WORK INSTRUCTIONS →
Copy out every line that contains "红色传承".

INFORMATION GIVEN →
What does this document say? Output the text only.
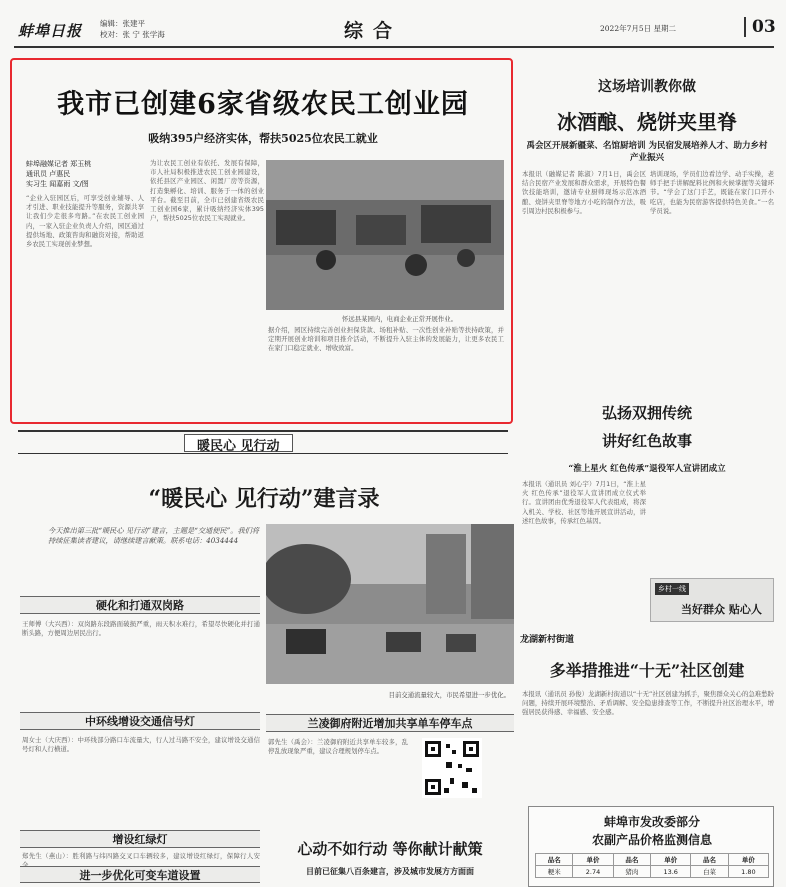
蚌埠日报 编辑：张建平
校对：张 宁 张学海	综合	2022年7月5日 星期二	03
我市已创建6家省级农民工创业园
吸纳395户经济实体，帮扶5025位农民工就业
蚌埠融媒记者 郑玉桃
通讯员 卢惠民
实习生 闻嘉雨 文/图
“企业入驻园区后，可享受创业辅导、人才引进、职业技能提升等服务，资源共享让我们少走很多弯路。”在农民工创业园内，一家入驻企业负责人介绍，园区通过提供场地、政策咨询和融资对接，帮助返乡农民工实现创业梦想。
为让农民工创业有依托、发展有保障，市人社局积极推进农民工创业园建设，依托县区产业园区、闲置厂房等资源，打造集孵化、培训、服务于一体的创业平台。截至目前，全市已创建省级农民工创业园6家，累计吸纳经济实体395户，帮扶5025位农民工实现就业。
怀远县某园内，电商企业正常开展作业。
据介绍，园区持续完善创业担保贷款、场租补贴、一次性创业补贴等扶持政策，并定期开展创业培训和项目推介活动，不断提升入驻主体的发展能力，让更多农民工在家门口稳定就业、增收致富。
这场培训教你做
冰酒酿、烧饼夹里脊
禹会区开展新疆菜、名馆厨培训 为民宿发展培养人才、助力乡村产业振兴
本报讯（融媒记者 陈淑）7月1日，禹会区结合民宿产业发展和群众需求，开展特色餐饮技能培训，邀请专业厨师现场示范冰酒酿、烧饼夹里脊等地方小吃的制作方法，吸引周边村民积极参与。
培训现场，学员们边看边学、动手实操，老师手把手讲解配料比例和火候掌握等关键环节。“学会了这门手艺，既能在家门口开小吃店，也能为民宿游客提供特色美食。”一名学员说。
弘扬双拥传统
讲好红色故事
“淮上星火 红色传承”退役军人宣讲团成立
本报讯（通讯员 刘心宇）7月1日，“淮上星火 红色传承”退役军人宣讲团成立仪式举行。宣讲团由优秀退役军人代表组成，将深入机关、学校、社区等地开展宣讲活动，讲述红色故事，传承红色基因。
乡村一线
当好群众 贴心人
龙湖新村街道
多举措推进“十无”社区创建
本报讯（通讯员 孙俊）龙湖新村街道以“十无”社区创建为抓手，聚焦群众关心的急难愁盼问题，持续开展环境整治、矛盾调解、安全隐患排查等工作，不断提升社区治理水平，增强居民获得感、幸福感、安全感。
暖民心 见行动
“暖民心 见行动”建言录
今天推出第三批“暖民心 见行动”建言，主题是“交通便民”。我们将持续征集读者建议，请继续建言献策。联系电话：4034444
目前交通流量较大，市民希望进一步优化。
硬化和打通双岗路
王师傅（大兴西）：双岗路东段路面破损严重，雨天积水难行，希望尽快硬化并打通断头路，方便周边居民出行。
中环线增设交通信号灯
周女士（大庆西）：中环线部分路口车流量大，行人过马路不安全，建议增设交通信号灯和人行横道。
增设红绿灯
郑先生（燕山）：胜利路与纬四路交叉口车辆较多，建议增设红绿灯，保障行人安
进一步优化可变车道设置
兰凌御府附近增加共享单车停车点
郭先生（禹会）：兰凌御府附近共享单车较多，乱停乱放现象严重，建议合理规划停车点。
心动不如行动 等你献计献策
目前已征集八百条建言，涉及城市发展方方面面
蚌埠市发改委部分
农副产品价格监测信息
品名	单价	品名	单价	品名	单价
粳米	2.74	猪肉	13.6	白菜	1.80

RESPONSE →
“淮上星火 红色传承”退役军人宣讲团成立
本报讯（通讯员 刘心宇）7月1日，“淮上星火 红色传承”退役军人宣讲团成立仪式举行。宣讲团由优秀退役军人代表组成，将深入机关、学校、社区等地开展宣讲活动，讲述红色故事，传承红色基因。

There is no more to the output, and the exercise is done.